● **Request**:
Every line must be returned precisely as it is written.

● **Records for this task**:
— start —

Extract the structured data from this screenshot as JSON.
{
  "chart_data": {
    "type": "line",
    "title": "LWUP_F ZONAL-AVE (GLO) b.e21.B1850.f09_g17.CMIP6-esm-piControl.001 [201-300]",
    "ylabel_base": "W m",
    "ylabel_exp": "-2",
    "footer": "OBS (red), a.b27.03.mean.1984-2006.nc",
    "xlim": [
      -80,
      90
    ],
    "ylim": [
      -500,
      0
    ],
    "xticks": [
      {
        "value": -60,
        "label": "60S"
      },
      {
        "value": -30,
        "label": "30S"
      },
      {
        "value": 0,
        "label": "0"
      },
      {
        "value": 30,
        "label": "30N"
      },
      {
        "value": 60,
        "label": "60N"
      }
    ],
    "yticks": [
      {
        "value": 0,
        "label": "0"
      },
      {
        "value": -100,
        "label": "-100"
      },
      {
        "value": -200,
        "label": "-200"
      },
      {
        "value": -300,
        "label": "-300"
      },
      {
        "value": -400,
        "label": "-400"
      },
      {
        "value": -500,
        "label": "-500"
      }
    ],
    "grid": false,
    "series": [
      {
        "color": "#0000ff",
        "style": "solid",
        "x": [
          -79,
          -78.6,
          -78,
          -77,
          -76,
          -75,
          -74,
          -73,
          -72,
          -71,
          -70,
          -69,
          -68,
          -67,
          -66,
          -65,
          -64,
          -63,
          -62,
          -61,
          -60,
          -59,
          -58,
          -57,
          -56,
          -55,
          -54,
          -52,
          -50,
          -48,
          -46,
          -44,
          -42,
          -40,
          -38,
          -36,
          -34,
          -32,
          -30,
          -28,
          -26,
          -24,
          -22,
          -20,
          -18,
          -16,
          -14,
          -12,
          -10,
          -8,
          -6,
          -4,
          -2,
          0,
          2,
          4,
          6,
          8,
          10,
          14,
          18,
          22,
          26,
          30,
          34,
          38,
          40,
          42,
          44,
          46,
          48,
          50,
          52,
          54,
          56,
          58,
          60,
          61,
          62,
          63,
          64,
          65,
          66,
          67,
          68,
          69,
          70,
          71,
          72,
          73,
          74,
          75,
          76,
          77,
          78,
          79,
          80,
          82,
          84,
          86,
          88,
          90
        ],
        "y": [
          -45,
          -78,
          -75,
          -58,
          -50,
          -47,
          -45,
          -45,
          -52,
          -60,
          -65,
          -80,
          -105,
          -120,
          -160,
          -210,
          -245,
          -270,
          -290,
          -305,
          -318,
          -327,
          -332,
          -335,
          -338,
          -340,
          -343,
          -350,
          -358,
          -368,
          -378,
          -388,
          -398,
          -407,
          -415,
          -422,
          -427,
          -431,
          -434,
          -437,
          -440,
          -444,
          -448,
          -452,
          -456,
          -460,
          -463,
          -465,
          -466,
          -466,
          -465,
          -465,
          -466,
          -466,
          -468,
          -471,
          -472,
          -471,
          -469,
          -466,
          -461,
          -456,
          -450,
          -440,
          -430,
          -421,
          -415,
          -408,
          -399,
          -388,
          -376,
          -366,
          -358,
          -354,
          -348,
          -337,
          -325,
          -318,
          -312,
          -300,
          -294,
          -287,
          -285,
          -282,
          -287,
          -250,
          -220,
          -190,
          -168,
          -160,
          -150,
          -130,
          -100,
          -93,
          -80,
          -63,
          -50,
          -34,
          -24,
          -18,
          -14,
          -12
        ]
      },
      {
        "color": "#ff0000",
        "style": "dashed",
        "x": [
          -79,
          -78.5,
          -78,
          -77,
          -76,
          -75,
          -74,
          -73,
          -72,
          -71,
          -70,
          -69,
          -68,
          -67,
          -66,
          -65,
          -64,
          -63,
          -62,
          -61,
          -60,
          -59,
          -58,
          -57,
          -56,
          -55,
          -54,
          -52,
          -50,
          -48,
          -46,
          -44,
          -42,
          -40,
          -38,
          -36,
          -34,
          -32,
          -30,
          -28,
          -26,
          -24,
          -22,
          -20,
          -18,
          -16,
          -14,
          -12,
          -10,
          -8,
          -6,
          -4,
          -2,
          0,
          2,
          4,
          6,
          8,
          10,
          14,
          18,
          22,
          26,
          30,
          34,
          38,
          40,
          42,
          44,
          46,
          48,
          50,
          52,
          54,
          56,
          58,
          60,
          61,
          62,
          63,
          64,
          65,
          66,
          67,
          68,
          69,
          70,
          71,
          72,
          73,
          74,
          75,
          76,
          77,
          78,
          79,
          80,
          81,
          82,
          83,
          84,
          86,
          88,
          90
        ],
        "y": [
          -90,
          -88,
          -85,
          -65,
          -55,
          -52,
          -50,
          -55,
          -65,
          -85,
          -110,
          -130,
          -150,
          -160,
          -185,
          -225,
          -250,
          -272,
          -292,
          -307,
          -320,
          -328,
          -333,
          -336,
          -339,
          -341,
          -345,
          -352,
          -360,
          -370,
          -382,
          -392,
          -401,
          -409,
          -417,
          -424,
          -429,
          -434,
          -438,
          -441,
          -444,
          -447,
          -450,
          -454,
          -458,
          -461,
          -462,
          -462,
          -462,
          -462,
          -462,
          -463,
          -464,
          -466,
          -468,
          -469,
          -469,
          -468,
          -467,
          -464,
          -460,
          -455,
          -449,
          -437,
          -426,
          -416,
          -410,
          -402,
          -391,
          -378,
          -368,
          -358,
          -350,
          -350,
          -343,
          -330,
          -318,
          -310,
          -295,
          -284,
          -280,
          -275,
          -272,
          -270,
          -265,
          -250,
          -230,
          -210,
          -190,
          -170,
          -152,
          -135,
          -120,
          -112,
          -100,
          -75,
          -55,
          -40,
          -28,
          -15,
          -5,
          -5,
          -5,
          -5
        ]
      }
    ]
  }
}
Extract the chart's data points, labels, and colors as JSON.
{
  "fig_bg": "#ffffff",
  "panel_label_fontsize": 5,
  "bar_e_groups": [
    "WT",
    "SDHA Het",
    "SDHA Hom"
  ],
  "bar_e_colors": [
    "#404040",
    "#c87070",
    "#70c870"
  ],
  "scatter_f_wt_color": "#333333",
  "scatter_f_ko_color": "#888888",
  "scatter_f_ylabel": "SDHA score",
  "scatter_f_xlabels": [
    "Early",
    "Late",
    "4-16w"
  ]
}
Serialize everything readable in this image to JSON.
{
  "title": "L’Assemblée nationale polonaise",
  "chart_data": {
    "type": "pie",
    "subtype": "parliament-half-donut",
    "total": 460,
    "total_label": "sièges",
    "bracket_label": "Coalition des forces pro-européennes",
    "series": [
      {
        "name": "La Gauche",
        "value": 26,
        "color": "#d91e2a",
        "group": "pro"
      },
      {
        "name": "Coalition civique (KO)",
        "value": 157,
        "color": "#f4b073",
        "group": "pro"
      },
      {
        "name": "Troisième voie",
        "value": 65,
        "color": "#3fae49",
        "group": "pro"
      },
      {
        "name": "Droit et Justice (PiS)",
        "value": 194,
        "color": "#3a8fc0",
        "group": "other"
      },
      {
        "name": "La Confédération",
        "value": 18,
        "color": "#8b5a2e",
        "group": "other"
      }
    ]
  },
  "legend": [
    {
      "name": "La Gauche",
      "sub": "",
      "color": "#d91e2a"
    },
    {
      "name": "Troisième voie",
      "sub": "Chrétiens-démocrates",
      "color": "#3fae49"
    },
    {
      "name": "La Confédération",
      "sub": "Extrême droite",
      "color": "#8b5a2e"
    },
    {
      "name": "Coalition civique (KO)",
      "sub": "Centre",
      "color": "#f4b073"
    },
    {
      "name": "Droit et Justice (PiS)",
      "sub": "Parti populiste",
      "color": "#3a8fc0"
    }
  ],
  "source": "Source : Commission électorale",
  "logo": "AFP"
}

— end —

● **Problem solution**:
Extract the structured data from this screenshot as JSON.
{
  "chart_data": {
    "type": "line",
    "title": "LWUP_F ZONAL-AVE (GLO) b.e21.B1850.f09_g17.CMIP6-esm-piControl.001 [201-300]",
    "ylabel_base": "W m",
    "ylabel_exp": "-2",
    "footer": "OBS (red), a.b27.03.mean.1984-2006.nc",
    "xlim": [
      -80,
      90
    ],
    "ylim": [
      -500,
      0
    ],
    "xticks": [
      {
        "value": -60,
        "label": "60S"
      },
      {
        "value": -30,
        "label": "30S"
      },
      {
        "value": 0,
        "label": "0"
      },
      {
        "value": 30,
        "label": "30N"
      },
      {
        "value": 60,
        "label": "60N"
      }
    ],
    "yticks": [
      {
        "value": 0,
        "label": "0"
      },
      {
        "value": -100,
        "label": "-100"
      },
      {
        "value": -200,
        "label": "-200"
      },
      {
        "value": -300,
        "label": "-300"
      },
      {
        "value": -400,
        "label": "-400"
      },
      {
        "value": -500,
        "label": "-500"
      }
    ],
    "grid": false,
    "series": [
      {
        "color": "#0000ff",
        "style": "solid",
        "x": [
          -79,
          -78.6,
          -78,
          -77,
          -76,
          -75,
          -74,
          -73,
          -72,
          -71,
          -70,
          -69,
          -68,
          -67,
          -66,
          -65,
          -64,
          -63,
          -62,
          -61,
          -60,
          -59,
          -58,
          -57,
          -56,
          -55,
          -54,
          -52,
          -50,
          -48,
          -46,
          -44,
          -42,
          -40,
          -38,
          -36,
          -34,
          -32,
          -30,
          -28,
          -26,
          -24,
          -22,
          -20,
          -18,
          -16,
          -14,
          -12,
          -10,
          -8,
          -6,
          -4,
          -2,
          0,
          2,
          4,
          6,
          8,
          10,
          14,
          18,
          22,
          26,
          30,
          34,
          38,
          40,
          42,
          44,
          46,
          48,
          50,
          52,
          54,
          56,
          58,
          60,
          61,
          62,
          63,
          64,
          65,
          66,
          67,
          68,
          69,
          70,
          71,
          72,
          73,
          74,
          75,
          76,
          77,
          78,
          79,
          80,
          82,
          84,
          86,
          88,
          90
        ],
        "y": [
          -45,
          -78,
          -75,
          -58,
          -50,
          -47,
          -45,
          -45,
          -52,
          -60,
          -65,
          -80,
          -105,
          -120,
          -160,
          -210,
          -245,
          -270,
          -290,
          -305,
          -318,
          -327,
          -332,
          -335,
          -338,
          -340,
          -343,
          -350,
          -358,
          -368,
          -378,
          -388,
          -398,
          -407,
          -415,
          -422,
          -427,
          -431,
          -434,
          -437,
          -440,
          -444,
          -448,
          -452,
          -456,
          -460,
          -463,
          -465,
          -466,
          -466,
          -465,
          -465,
          -466,
          -466,
          -468,
          -471,
          -472,
          -471,
          -469,
          -466,
          -461,
          -456,
          -450,
          -440,
          -430,
          -421,
          -415,
          -408,
          -399,
          -388,
          -376,
          -366,
          -358,
          -354,
          -348,
          -337,
          -325,
          -318,
          -312,
          -300,
          -294,
          -287,
          -285,
          -282,
          -287,
          -250,
          -220,
          -190,
          -168,
          -160,
          -150,
          -130,
          -100,
          -93,
          -80,
          -63,
          -50,
          -34,
          -24,
          -18,
          -14,
          -12
        ]
      },
      {
        "color": "#ff0000",
        "style": "dashed",
        "x": [
          -79,
          -78.5,
          -78,
          -77,
          -76,
          -75,
          -74,
          -73,
          -72,
          -71,
          -70,
          -69,
          -68,
          -67,
          -66,
          -65,
          -64,
          -63,
          -62,
          -61,
          -60,
          -59,
          -58,
          -57,
          -56,
          -55,
          -54,
          -52,
          -50,
          -48,
          -46,
          -44,
          -42,
          -40,
          -38,
          -36,
          -34,
          -32,
          -30,
          -28,
          -26,
          -24,
          -22,
          -20,
          -18,
          -16,
          -14,
          -12,
          -10,
          -8,
          -6,
          -4,
          -2,
          0,
          2,
          4,
          6,
          8,
          10,
          14,
          18,
          22,
          26,
          30,
          34,
          38,
          40,
          42,
          44,
          46,
          48,
          50,
          52,
          54,
          56,
          58,
          60,
          61,
          62,
          63,
          64,
          65,
          66,
          67,
          68,
          69,
          70,
          71,
          72,
          73,
          74,
          75,
          76,
          77,
          78,
          79,
          80,
          81,
          82,
          83,
          84,
          86,
          88,
          90
        ],
        "y": [
          -90,
          -88,
          -85,
          -65,
          -55,
          -52,
          -50,
          -55,
          -65,
          -85,
          -110,
          -130,
          -150,
          -160,
          -185,
          -225,
          -250,
          -272,
          -292,
          -307,
          -320,
          -328,
          -333,
          -336,
          -339,
          -341,
          -345,
          -352,
          -360,
          -370,
          -382,
          -392,
          -401,
          -409,
          -417,
          -424,
          -429,
          -434,
          -438,
          -441,
          -444,
          -447,
          -450,
          -454,
          -458,
          -461,
          -462,
          -462,
          -462,
          -462,
          -462,
          -463,
          -464,
          -466,
          -468,
          -469,
          -469,
          -468,
          -467,
          -464,
          -460,
          -455,
          -449,
          -437,
          -426,
          -416,
          -410,
          -402,
          -391,
          -378,
          -368,
          -358,
          -350,
          -350,
          -343,
          -330,
          -318,
          -310,
          -295,
          -284,
          -280,
          -275,
          -272,
          -270,
          -265,
          -250,
          -230,
          -210,
          -190,
          -170,
          -152,
          -135,
          -120,
          -112,
          -100,
          -75,
          -55,
          -40,
          -28,
          -15,
          -5,
          -5,
          -5,
          -5
        ]
      }
    ]
  }
}
Extract the chart's data points, labels, and colors as JSON.
{
  "fig_bg": "#ffffff",
  "panel_label_fontsize": 5,
  "bar_e_groups": [
    "WT",
    "SDHA Het",
    "SDHA Hom"
  ],
  "bar_e_colors": [
    "#404040",
    "#c87070",
    "#70c870"
  ],
  "scatter_f_wt_color": "#333333",
  "scatter_f_ko_color": "#888888",
  "scatter_f_ylabel": "SDHA score",
  "scatter_f_xlabels": [
    "Early",
    "Late",
    "4-16w"
  ]
}
Serialize everything readable in this image to JSON.
{
  "title": "L’Assemblée nationale polonaise",
  "chart_data": {
    "type": "pie",
    "subtype": "parliament-half-donut",
    "total": 460,
    "total_label": "sièges",
    "bracket_label": "Coalition des forces pro-européennes",
    "series": [
      {
        "name": "La Gauche",
        "value": 26,
        "color": "#d91e2a",
        "group": "pro"
      },
      {
        "name": "Coalition civique (KO)",
        "value": 157,
        "color": "#f4b073",
        "group": "pro"
      },
      {
        "name": "Troisième voie",
        "value": 65,
        "color": "#3fae49",
        "group": "pro"
      },
      {
        "name": "Droit et Justice (PiS)",
        "value": 194,
        "color": "#3a8fc0",
        "group": "other"
      },
      {
        "name": "La Confédération",
        "value": 18,
        "color": "#8b5a2e",
        "group": "other"
      }
    ]
  },
  "legend": [
    {
      "name": "La Gauche",
      "sub": "",
      "color": "#d91e2a"
    },
    {
      "name": "Troisième voie",
      "sub": "Chrétiens-démocrates",
      "color": "#3fae49"
    },
    {
      "name": "La Confédération",
      "sub": "Extrême droite",
      "color": "#8b5a2e"
    },
    {
      "name": "Coalition civique (KO)",
      "sub": "Centre",
      "color": "#f4b073"
    },
    {
      "name": "Droit et Justice (PiS)",
      "sub": "Parti populiste",
      "color": "#3a8fc0"
    }
  ],
  "source": "Source : Commission électorale",
  "logo": "AFP"
}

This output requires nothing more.